(Beginning of DOCUMENT EXCERPT)
# Venography with PICC placement



## stgregor (Jan 20, 2011)

I've got another one I'm stuck on. I'm not sure whether it's appropriate to code for the venous catheterizations on this case, and if so, which code(s) to use. I did not code for the venography of the SVC or brachiocephalic veins as it seems those were done only to lay out anatomy for the intervention. Currently my codes are 36010-59-LT, 36005-59-RT, 76937, 37205/75960-LT, 37206/75960-59-RT, 36569, 77001. If you have a moment, I'd love to hear your opinions. Thank you again for all of your assistance!

PROCEDURE: SUP VENA CAVA ANGIO
INDICATION: Patient with large mediastinal tumor significantly
encroaching upon the superior vena cava and bilateral brachiocephalic
veins. Patient presents with bilateral upper arm and facial swelling.
PROCEDURES PERFORMED
1. Ultrasound-guided puncture of the left basilic vein.
2. Catheterization of the superior vena cava.
3. Ultrasound-guided puncture of the right brachial vein.
4. Catheterization of the superior vena cava from the right arm
puncture.
5. Central venous angiogram.
6. Stenting of the superior vena cava and bilateral brachiocephalic
veins with post stent deployment angioplasty.
7. Repeat central venogram.
8. IV conscious sedation.
9. Fluoroscopic placement of a dual-lumen 5-French PICC line catheter
with tip in the cavoatrial junction.
Preprocedure evaluation confirmed that the patient was an appropriate
candidate for conscious sedation.
Vital signs, pulse oximetry, and response to verbal commands were
monitored and recorded by the nurse throughout the procedure and the
recovery period. All medications for conscious sedation including the
doses administered were placed in the medical record. The patient
returned to baseline neurologic and physiologic status prior to
leaving the department. No immediate sedation-related complications
were noted.
Informed and written consent was obtained from the patient after
discussion of the risks, benefits, and alternatives for this
procedure. The patient expressed full understanding and agreed to
proceed forward.
The patient placed supine on the angiography table. The bilateral
arms were prepped and draped in normal sterile fashion.
Ultrasound evaluation was performed of the left upper extremity. The
basilic vein is prominent in size without internal echoes or
thrombus. This vessel is compressible. A generous amount of 1%
buffered lidocaine was infused in the skin and subcutaneous soft
tissues. Under direct ultrasound guidance, a 21-gauge micropuncture
needle was advanced into the center of the left basilic vein. A
0.018-wire was inserted and serial dilatation was performed at the
site. Following, a 0.035 was negotiated through the left
brachiocephalic vein and advanced into the superior vena cava. A
7-French Raabe sheath was then inserted into the left subclavian
vein.
(End of DOCUMENT EXCERPT)
(Beginning of DATA SHOWN)
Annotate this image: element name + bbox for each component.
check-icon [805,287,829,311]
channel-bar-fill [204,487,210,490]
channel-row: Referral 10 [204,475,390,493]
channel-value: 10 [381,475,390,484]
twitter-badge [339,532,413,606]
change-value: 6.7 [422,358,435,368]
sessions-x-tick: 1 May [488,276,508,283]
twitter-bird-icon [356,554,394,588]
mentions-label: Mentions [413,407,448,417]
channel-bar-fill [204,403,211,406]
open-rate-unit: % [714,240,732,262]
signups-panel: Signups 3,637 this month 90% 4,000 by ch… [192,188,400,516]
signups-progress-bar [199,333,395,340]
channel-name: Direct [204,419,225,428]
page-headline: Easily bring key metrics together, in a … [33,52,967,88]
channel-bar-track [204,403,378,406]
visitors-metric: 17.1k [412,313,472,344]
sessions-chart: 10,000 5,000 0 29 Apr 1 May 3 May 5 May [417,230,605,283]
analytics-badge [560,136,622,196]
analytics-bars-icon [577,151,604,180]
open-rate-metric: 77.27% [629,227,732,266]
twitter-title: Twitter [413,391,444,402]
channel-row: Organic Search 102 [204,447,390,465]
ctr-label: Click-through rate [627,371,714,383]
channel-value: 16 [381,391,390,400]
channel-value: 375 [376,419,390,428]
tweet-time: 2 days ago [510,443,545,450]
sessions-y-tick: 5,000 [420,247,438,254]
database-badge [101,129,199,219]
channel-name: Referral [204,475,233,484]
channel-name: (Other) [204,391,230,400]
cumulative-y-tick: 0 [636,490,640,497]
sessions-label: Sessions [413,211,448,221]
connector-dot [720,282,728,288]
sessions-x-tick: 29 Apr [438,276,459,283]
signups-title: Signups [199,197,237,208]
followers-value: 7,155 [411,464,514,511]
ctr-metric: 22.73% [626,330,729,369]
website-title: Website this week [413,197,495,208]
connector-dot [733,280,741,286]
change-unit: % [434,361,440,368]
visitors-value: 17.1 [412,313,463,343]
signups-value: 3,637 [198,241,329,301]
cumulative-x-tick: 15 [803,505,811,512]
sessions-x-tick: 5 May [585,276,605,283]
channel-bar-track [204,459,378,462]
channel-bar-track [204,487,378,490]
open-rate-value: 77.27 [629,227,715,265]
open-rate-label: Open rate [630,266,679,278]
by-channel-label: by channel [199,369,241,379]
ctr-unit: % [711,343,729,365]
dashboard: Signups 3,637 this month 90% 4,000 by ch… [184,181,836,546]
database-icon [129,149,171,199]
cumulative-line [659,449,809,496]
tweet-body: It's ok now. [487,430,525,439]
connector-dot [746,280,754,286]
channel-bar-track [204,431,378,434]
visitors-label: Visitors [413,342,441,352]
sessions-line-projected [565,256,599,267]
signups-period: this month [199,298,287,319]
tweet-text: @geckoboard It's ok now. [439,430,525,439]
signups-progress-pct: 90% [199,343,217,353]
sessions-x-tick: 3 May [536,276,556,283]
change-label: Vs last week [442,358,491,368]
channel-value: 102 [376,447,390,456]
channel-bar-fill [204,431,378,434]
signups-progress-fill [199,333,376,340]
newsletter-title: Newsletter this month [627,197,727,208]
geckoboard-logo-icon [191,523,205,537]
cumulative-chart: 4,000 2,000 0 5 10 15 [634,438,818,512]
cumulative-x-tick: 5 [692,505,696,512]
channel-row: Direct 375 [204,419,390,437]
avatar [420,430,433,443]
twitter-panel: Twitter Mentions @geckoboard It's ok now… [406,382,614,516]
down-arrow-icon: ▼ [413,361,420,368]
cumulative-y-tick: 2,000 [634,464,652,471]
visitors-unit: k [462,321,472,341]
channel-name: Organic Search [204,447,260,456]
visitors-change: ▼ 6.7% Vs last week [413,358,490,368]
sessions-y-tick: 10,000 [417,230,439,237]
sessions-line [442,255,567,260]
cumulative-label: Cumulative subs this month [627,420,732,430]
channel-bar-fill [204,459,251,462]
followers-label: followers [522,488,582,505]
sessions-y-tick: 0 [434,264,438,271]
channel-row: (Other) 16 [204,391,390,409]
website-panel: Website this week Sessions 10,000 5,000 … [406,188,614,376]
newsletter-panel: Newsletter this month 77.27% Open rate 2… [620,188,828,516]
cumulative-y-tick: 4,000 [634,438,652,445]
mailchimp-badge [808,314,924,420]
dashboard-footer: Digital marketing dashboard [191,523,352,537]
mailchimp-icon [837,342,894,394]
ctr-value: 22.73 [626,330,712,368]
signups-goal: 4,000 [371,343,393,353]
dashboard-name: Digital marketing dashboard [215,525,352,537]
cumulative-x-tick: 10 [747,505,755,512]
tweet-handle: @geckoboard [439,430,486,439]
(End of DATA SHOWN)
• [WHAT IS NEEDED] Revise the venography thread by copying everything from "3. Ultrasound-guided puncture" down to "stent deployment angioplasty.", swapping "angiogram" for "venogram". The entries are separate material and have nothing to do with the venography thread.

• [SOLUTION TO THIS EXERCISE]
3. Ultrasound-guided puncture of the right brachial vein.
4. Catheterization of the superior vena cava from the right arm
puncture.
5. Central venous venogram.
6. Stenting of the superior vena cava and bilateral brachiocephalic
veins with post stent deployment angioplasty.